▶ [TASK DETAILS]: Print out each record below, unaltered and complete, without its images.

########

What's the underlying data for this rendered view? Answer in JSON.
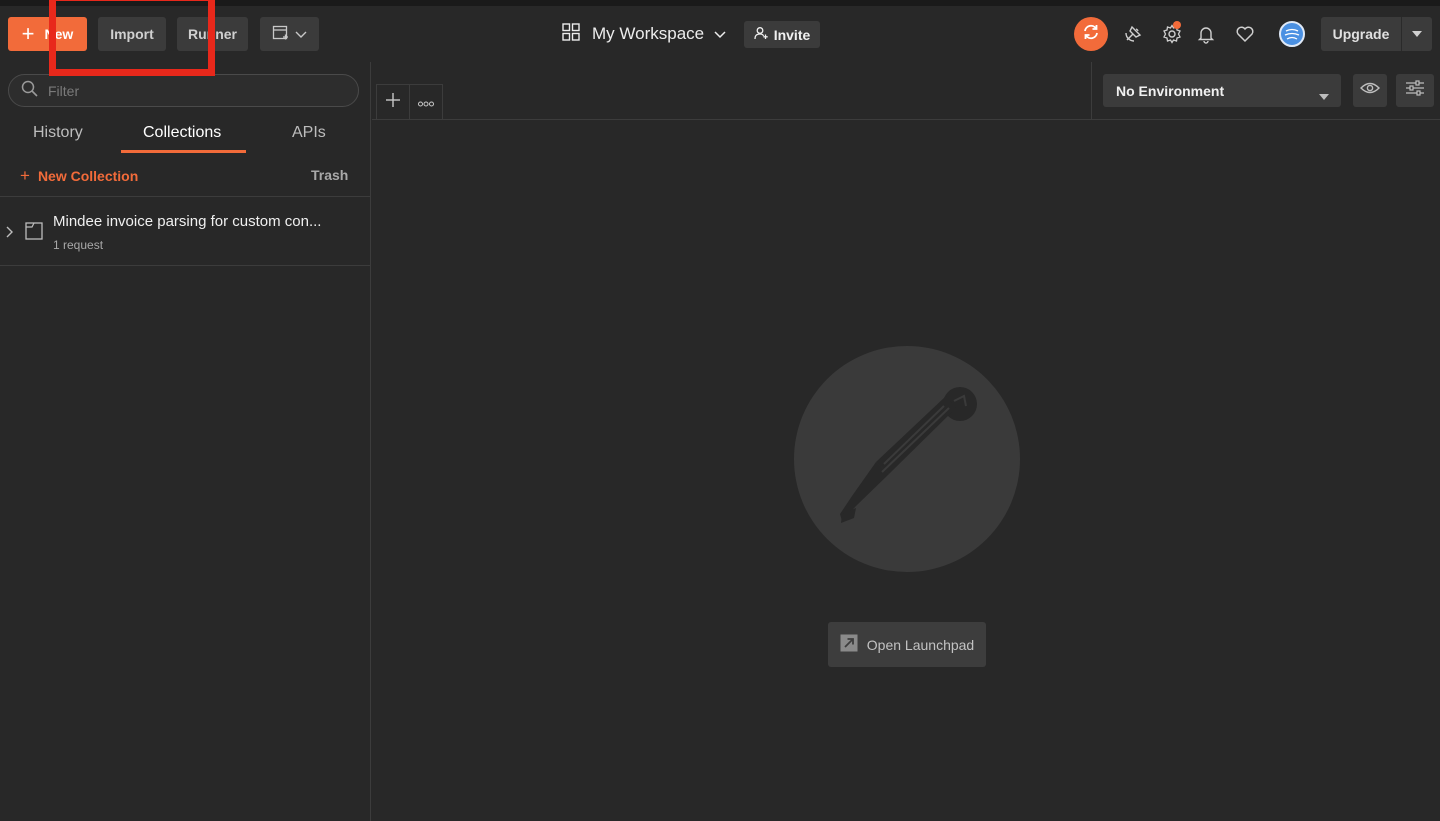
{
  "header": {
    "new_label": "New",
    "import_label": "Import",
    "runner_label": "Runner",
    "workspace_label": "My Workspace",
    "invite_label": "Invite",
    "upgrade_label": "Upgrade"
  },
  "sidebar": {
    "filter_placeholder": "Filter",
    "tabs": [
      {
        "label": "History"
      },
      {
        "label": "Collections"
      },
      {
        "label": "APIs"
      }
    ],
    "active_tab": "Collections",
    "new_collection_label": "New Collection",
    "trash_label": "Trash",
    "collections": [
      {
        "name": "Mindee invoice parsing for custom con...",
        "subtitle": "1 request"
      }
    ]
  },
  "environment": {
    "selected": "No Environment"
  },
  "main": {
    "open_launchpad_label": "Open Launchpad"
  },
  "icons": {
    "sync": "sync-icon",
    "satellite": "satellite-icon",
    "settings": "gear-icon",
    "notifications": "bell-icon",
    "favorites": "heart-icon",
    "eye": "eye-icon",
    "sliders": "sliders-icon"
  },
  "colors": {
    "accent": "#f26b3a",
    "background": "#282828",
    "button": "#3b3b3b",
    "highlight": "#e8281b"
  }
}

########

▶ [RESPONSE FOR THIS EXERCISE]:
What's the underlying data for this rendered view? Answer in JSON.
{
  "header": {
    "new_label": "New",
    "import_label": "Import",
    "runner_label": "Runner",
    "workspace_label": "My Workspace",
    "invite_label": "Invite",
    "upgrade_label": "Upgrade"
  },
  "sidebar": {
    "filter_placeholder": "Filter",
    "tabs": [
      {
        "label": "History"
      },
      {
        "label": "Collections"
      },
      {
        "label": "APIs"
      }
    ],
    "active_tab": "Collections",
    "new_collection_label": "New Collection",
    "trash_label": "Trash",
    "collections": [
      {
        "name": "Mindee invoice parsing for custom con...",
        "subtitle": "1 request"
      }
    ]
  },
  "environment": {
    "selected": "No Environment"
  },
  "main": {
    "open_launchpad_label": "Open Launchpad"
  },
  "icons": {
    "sync": "sync-icon",
    "satellite": "satellite-icon",
    "settings": "gear-icon",
    "notifications": "bell-icon",
    "favorites": "heart-icon",
    "eye": "eye-icon",
    "sliders": "sliders-icon"
  },
  "colors": {
    "accent": "#f26b3a",
    "background": "#282828",
    "button": "#3b3b3b",
    "highlight": "#e8281b"
  }
}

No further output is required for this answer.